* Prompt: Send each entry back exactly as given, pictures excluded.

** Start of Records shown **

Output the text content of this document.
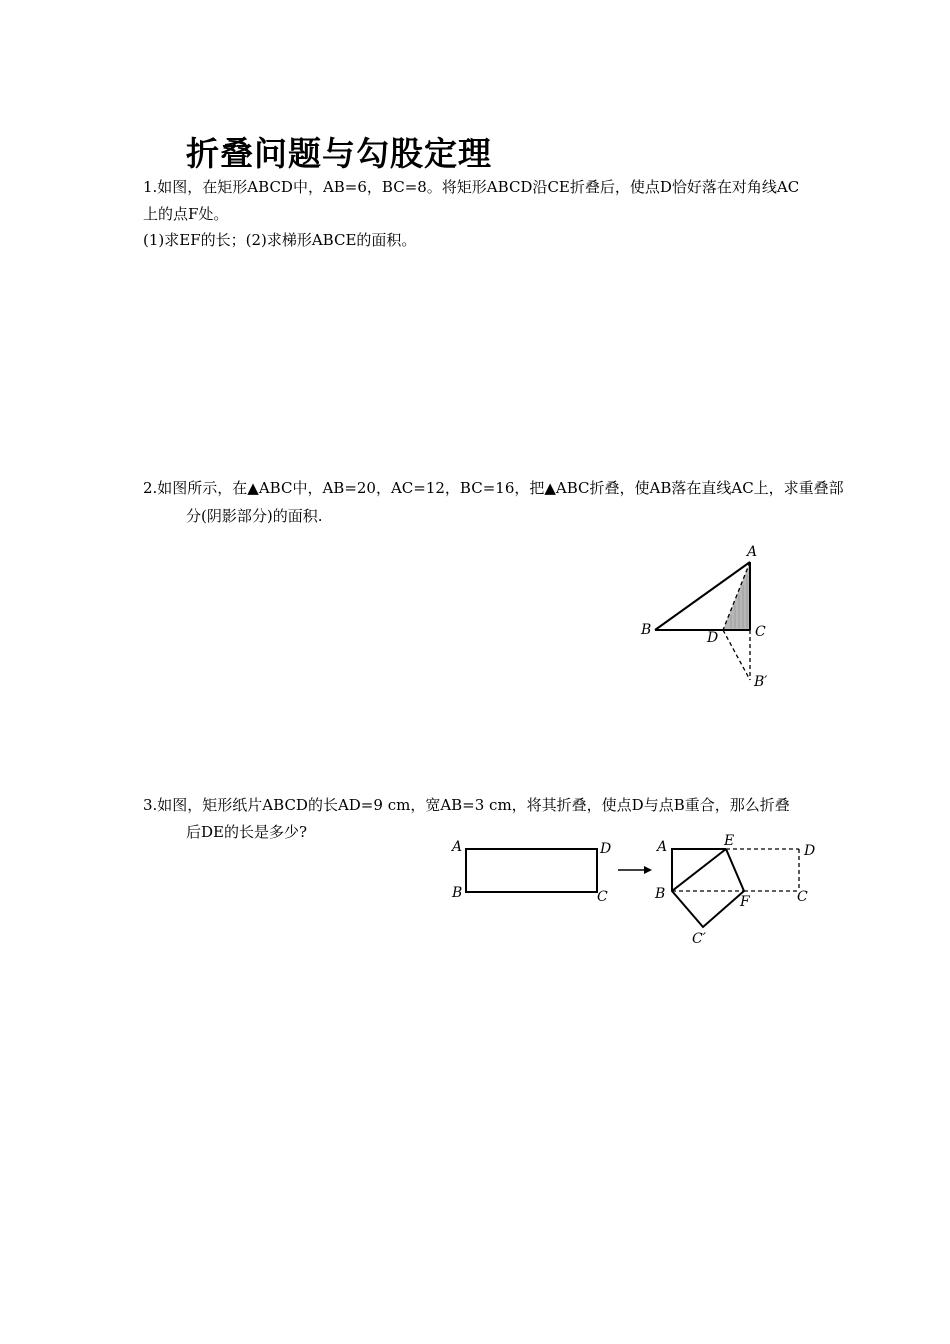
折叠问题与勾股定理
1.如图，在矩形ABCD中，AB=6，BC=8。将矩形ABCD沿CE折叠后，使点D恰好落在对角线AC
上的点F处。
(1)求EF的长；(2)求梯形ABCE的面积。
2.如图所示，在▲ABC中，AB=20，AC=12，BC=16，把▲ABC折叠，使AB落在直线AC上，求重叠部
分(阴影部分)的面积.
A
B	D	C
B′
3.如图，矩形纸片ABCD的长AD=9 cm，宽AB=3 cm，将其折叠，使点D与点B重合，那么折叠
后DE的长是多少?
A
B
D
C
A	E
D
B	F	C
C′
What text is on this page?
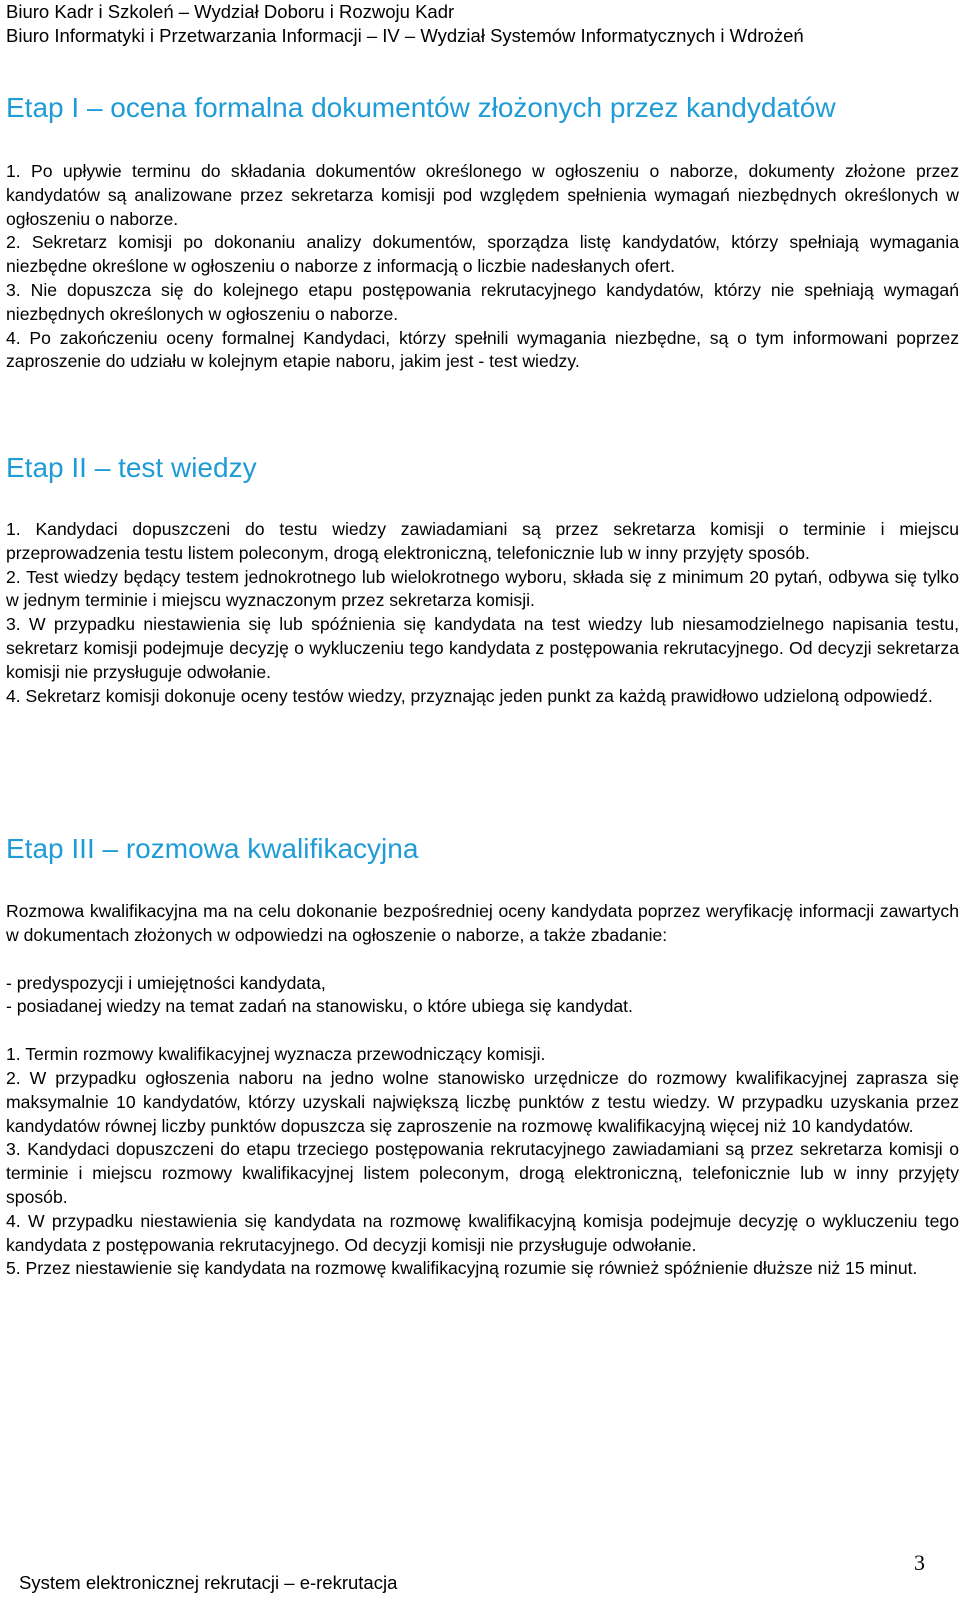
Biuro Kadr i Szkoleń – Wydział Doboru i Rozwoju Kadr
Biuro Informatyki i Przetwarzania Informacji – IV – Wydział Systemów Informatycznych i Wdrożeń
Etap I – ocena formalna dokumentów złożonych przez kandydatów

1. Po upływie terminu do składania dokumentów określonego w ogłoszeniu o naborze, dokumenty złożone przez kandydatów są analizowane przez sekretarza komisji pod względem spełnienia wymagań niezbędnych określonych w ogłoszeniu o naborze.

2. Sekretarz komisji po dokonaniu analizy dokumentów, sporządza listę kandydatów, którzy spełniają wymagania niezbędne określone w ogłoszeniu o naborze z informacją o liczbie nadesłanych ofert.

3. Nie dopuszcza się do kolejnego etapu postępowania rekrutacyjnego kandydatów, którzy nie spełniają wymagań niezbędnych określonych w ogłoszeniu o naborze.

4. Po zakończeniu oceny formalnej Kandydaci, którzy spełnili wymagania niezbędne, są o tym informowani poprzez zaproszenie do udziału w kolejnym etapie naboru, jakim jest - test wiedzy.

Etap II – test wiedzy

1. Kandydaci dopuszczeni do testu wiedzy zawiadamiani są przez sekretarza komisji o terminie i miejscu przeprowadzenia testu listem poleconym, drogą elektroniczną, telefonicznie lub w inny przyjęty sposób.

2. Test wiedzy będący testem jednokrotnego lub wielokrotnego wyboru, składa się z minimum 20 pytań, odbywa się tylko w jednym terminie i miejscu wyznaczonym przez sekretarza komisji.

3. W przypadku niestawienia się lub spóźnienia się kandydata na test wiedzy lub niesamodzielnego napisania testu, sekretarz komisji podejmuje decyzję o wykluczeniu tego kandydata z postępowania rekrutacyjnego. Od decyzji sekretarza komisji nie przysługuje odwołanie.

4. Sekretarz komisji dokonuje oceny testów wiedzy, przyznając jeden punkt za każdą prawidłowo udzieloną odpowiedź.

Etap III – rozmowa kwalifikacyjna

Rozmowa kwalifikacyjna ma na celu dokonanie bezpośredniej oceny kandydata poprzez weryfikację informacji zawartych w dokumentach złożonych w odpowiedzi na ogłoszenie o naborze, a także zbadanie:

- predyspozycji i umiejętności kandydata,

- posiadanej wiedzy na temat zadań na stanowisku, o które ubiega się kandydat.

1. Termin rozmowy kwalifikacyjnej wyznacza przewodniczący komisji.

2. W przypadku ogłoszenia naboru na jedno wolne stanowisko urzędnicze do rozmowy kwalifikacyjnej zaprasza się maksymalnie 10 kandydatów, którzy uzyskali największą liczbę punktów z testu wiedzy. W przypadku uzyskania przez kandydatów równej liczby punktów dopuszcza się zaproszenie na rozmowę kwalifikacyjną więcej niż 10 kandydatów.

3. Kandydaci dopuszczeni do etapu trzeciego postępowania rekrutacyjnego zawiadamiani są przez sekretarza komisji o terminie i miejscu rozmowy kwalifikacyjnej listem poleconym, drogą elektroniczną, telefonicznie lub w inny przyjęty sposób.

4. W przypadku niestawienia się kandydata na rozmowę kwalifikacyjną komisja podejmuje decyzję o wykluczeniu tego kandydata z postępowania rekrutacyjnego. Od decyzji komisji nie przysługuje odwołanie.

5. Przez niestawienie się kandydata na rozmowę kwalifikacyjną rozumie się również spóźnienie dłuższe niż 15 minut.

3
System elektronicznej rekrutacji – e-rekrutacja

** End of Records shown **

* Exercise solution:
Output the text content of this document.
折叠问题与勾股定理
1.如图，在矩形ABCD中，AB=6，BC=8。将矩形ABCD沿CE折叠后，使点D恰好落在对角线AC
上的点F处。
(1)求EF的长；(2)求梯形ABCE的面积。
2.如图所示，在▲ABC中，AB=20，AC=12，BC=16，把▲ABC折叠，使AB落在直线AC上，求重叠部
分(阴影部分)的面积.
A
B	D	C
B′
3.如图，矩形纸片ABCD的长AD=9 cm，宽AB=3 cm，将其折叠，使点D与点B重合，那么折叠
后DE的长是多少?
A
B
D
C
A	E
D
B	F	C
C′
What text is on this page?
Biuro Kadr i Szkoleń – Wydział Doboru i Rozwoju Kadr
Biuro Informatyki i Przetwarzania Informacji – IV – Wydział Systemów Informatycznych i Wdrożeń
Etap I – ocena formalna dokumentów złożonych przez kandydatów

1. Po upływie terminu do składania dokumentów określonego w ogłoszeniu o naborze, dokumenty złożone przez kandydatów są analizowane przez sekretarza komisji pod względem spełnienia wymagań niezbędnych określonych w ogłoszeniu o naborze.

2. Sekretarz komisji po dokonaniu analizy dokumentów, sporządza listę kandydatów, którzy spełniają wymagania niezbędne określone w ogłoszeniu o naborze z informacją o liczbie nadesłanych ofert.

3. Nie dopuszcza się do kolejnego etapu postępowania rekrutacyjnego kandydatów, którzy nie spełniają wymagań niezbędnych określonych w ogłoszeniu o naborze.

4. Po zakończeniu oceny formalnej Kandydaci, którzy spełnili wymagania niezbędne, są o tym informowani poprzez zaproszenie do udziału w kolejnym etapie naboru, jakim jest - test wiedzy.

Etap II – test wiedzy

1. Kandydaci dopuszczeni do testu wiedzy zawiadamiani są przez sekretarza komisji o terminie i miejscu przeprowadzenia testu listem poleconym, drogą elektroniczną, telefonicznie lub w inny przyjęty sposób.

2. Test wiedzy będący testem jednokrotnego lub wielokrotnego wyboru, składa się z minimum 20 pytań, odbywa się tylko w jednym terminie i miejscu wyznaczonym przez sekretarza komisji.

3. W przypadku niestawienia się lub spóźnienia się kandydata na test wiedzy lub niesamodzielnego napisania testu, sekretarz komisji podejmuje decyzję o wykluczeniu tego kandydata z postępowania rekrutacyjnego. Od decyzji sekretarza komisji nie przysługuje odwołanie.

4. Sekretarz komisji dokonuje oceny testów wiedzy, przyznając jeden punkt za każdą prawidłowo udzieloną odpowiedź.

Etap III – rozmowa kwalifikacyjna

Rozmowa kwalifikacyjna ma na celu dokonanie bezpośredniej oceny kandydata poprzez weryfikację informacji zawartych w dokumentach złożonych w odpowiedzi na ogłoszenie o naborze, a także zbadanie:

- predyspozycji i umiejętności kandydata,

- posiadanej wiedzy na temat zadań na stanowisku, o które ubiega się kandydat.

1. Termin rozmowy kwalifikacyjnej wyznacza przewodniczący komisji.

2. W przypadku ogłoszenia naboru na jedno wolne stanowisko urzędnicze do rozmowy kwalifikacyjnej zaprasza się maksymalnie 10 kandydatów, którzy uzyskali największą liczbę punktów z testu wiedzy. W przypadku uzyskania przez kandydatów równej liczby punktów dopuszcza się zaproszenie na rozmowę kwalifikacyjną więcej niż 10 kandydatów.

3. Kandydaci dopuszczeni do etapu trzeciego postępowania rekrutacyjnego zawiadamiani są przez sekretarza komisji o terminie i miejscu rozmowy kwalifikacyjnej listem poleconym, drogą elektroniczną, telefonicznie lub w inny przyjęty sposób.

4. W przypadku niestawienia się kandydata na rozmowę kwalifikacyjną komisja podejmuje decyzję o wykluczeniu tego kandydata z postępowania rekrutacyjnego. Od decyzji komisji nie przysługuje odwołanie.

5. Przez niestawienie się kandydata na rozmowę kwalifikacyjną rozumie się również spóźnienie dłuższe niż 15 minut.

3
System elektronicznej rekrutacji – e-rekrutacja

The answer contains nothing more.